* WORK TO COMPLETE:
An exact copy of the records is required, minus the pictures they hold.

(Data excerpts)
----------

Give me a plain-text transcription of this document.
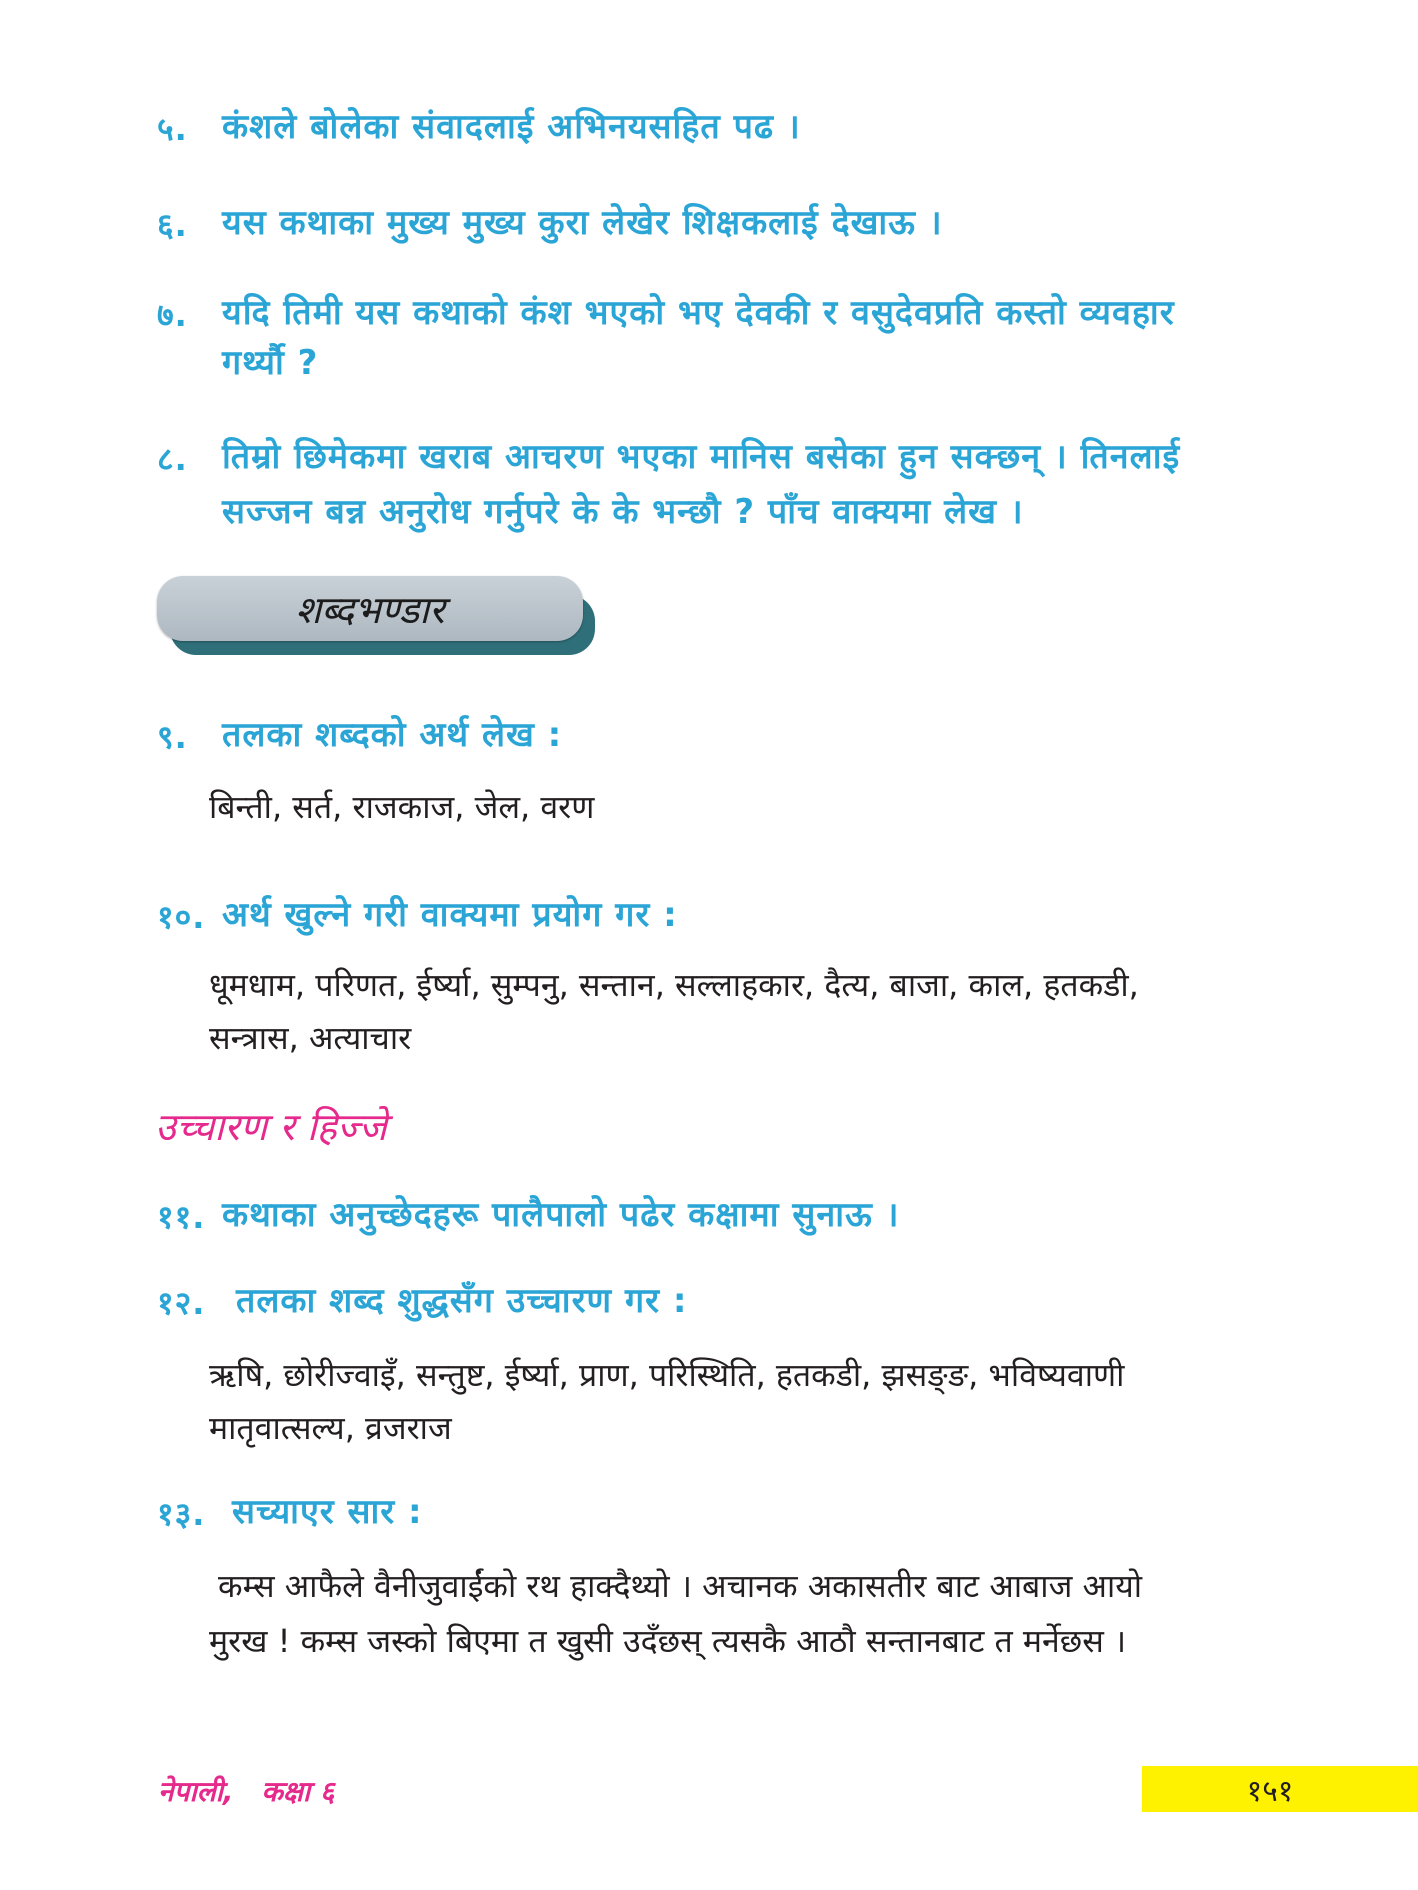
५. कंशले बोलेका संवादलाई अभिनयसहित पढ ।
६. यस कथाका मुख्य मुख्य कुरा लेखेर शिक्षकलाई देखाऊ ।
७. यदि तिमी यस कथाको कंश भएको भए देवकी र वसुदेवप्रति कस्तो व्यवहार
गर्थ्यौ ?
८. तिम्रो छिमेकमा खराब आचरण भएका मानिस बसेका हुन सक्छन् । तिनलाई
सज्जन बन्न अनुरोध गर्नुपरे के के भन्छौ ? पाँच वाक्यमा लेख ।
शब्दभण्डार
९. तलका शब्दको अर्थ लेख :
बिन्ती, सर्त, राजकाज, जेल, वरण
१०. अर्थ खुल्ने गरी वाक्यमा प्रयोग गर :
धूमधाम, परिणत, ईर्ष्या, सुम्पनु, सन्तान, सल्लाहकार, दैत्य, बाजा, काल, हतकडी,
सन्त्रास, अत्याचार
उच्चारण र हिज्जे
११. कथाका अनुच्छेदहरू पालैपालो पढेर कक्षामा सुनाऊ ।
१२. तलका शब्द शुद्धसँग उच्चारण गर :
ऋषि, छोरीज्वाइँ, सन्तुष्ट, ईर्ष्या, प्राण, परिस्थिति, हतकडी, झसङ्ङ, भविष्यवाणी
मातृवात्सल्य, व्रजराज
१३. सच्याएर सार :
कम्स आफैले वैनीजुवाईंको रथ हाक्दैथ्यो । अचानक अकासतीर बाट आबाज आयो
मुरख ! कम्स जस्को बिएमा त खुसी उदँछस् त्यसकै आठौ सन्तानबाट त मर्नेछस ।
नेपाली, कक्षा ६	१५१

----------

* TASK OUTPUT:
Give me a plain-text transcription of this document.
५. कंशले बोलेका संवादलाई अभिनयसहित पढ ।
६. यस कथाका मुख्य मुख्य कुरा लेखेर शिक्षकलाई देखाऊ ।
७. यदि तिमी यस कथाको कंश भएको भए देवकी र वसुदेवप्रति कस्तो व्यवहार
गर्थ्यौ ?
८. तिम्रो छिमेकमा खराब आचरण भएका मानिस बसेका हुन सक्छन् । तिनलाई
सज्जन बन्न अनुरोध गर्नुपरे के के भन्छौ ? पाँच वाक्यमा लेख ।
शब्दभण्डार
९. तलका शब्दको अर्थ लेख :
बिन्ती, सर्त, राजकाज, जेल, वरण
१०. अर्थ खुल्ने गरी वाक्यमा प्रयोग गर :
धूमधाम, परिणत, ईर्ष्या, सुम्पनु, सन्तान, सल्लाहकार, दैत्य, बाजा, काल, हतकडी,
सन्त्रास, अत्याचार
उच्चारण र हिज्जे
११. कथाका अनुच्छेदहरू पालैपालो पढेर कक्षामा सुनाऊ ।
१२. तलका शब्द शुद्धसँग उच्चारण गर :
ऋषि, छोरीज्वाइँ, सन्तुष्ट, ईर्ष्या, प्राण, परिस्थिति, हतकडी, झसङ्ङ, भविष्यवाणी
मातृवात्सल्य, व्रजराज
१३. सच्याएर सार :
कम्स आफैले वैनीजुवाईंको रथ हाक्दैथ्यो । अचानक अकासतीर बाट आबाज आयो
मुरख ! कम्स जस्को बिएमा त खुसी उदँछस् त्यसकै आठौ सन्तानबाट त मर्नेछस ।
नेपाली, कक्षा ६	१५१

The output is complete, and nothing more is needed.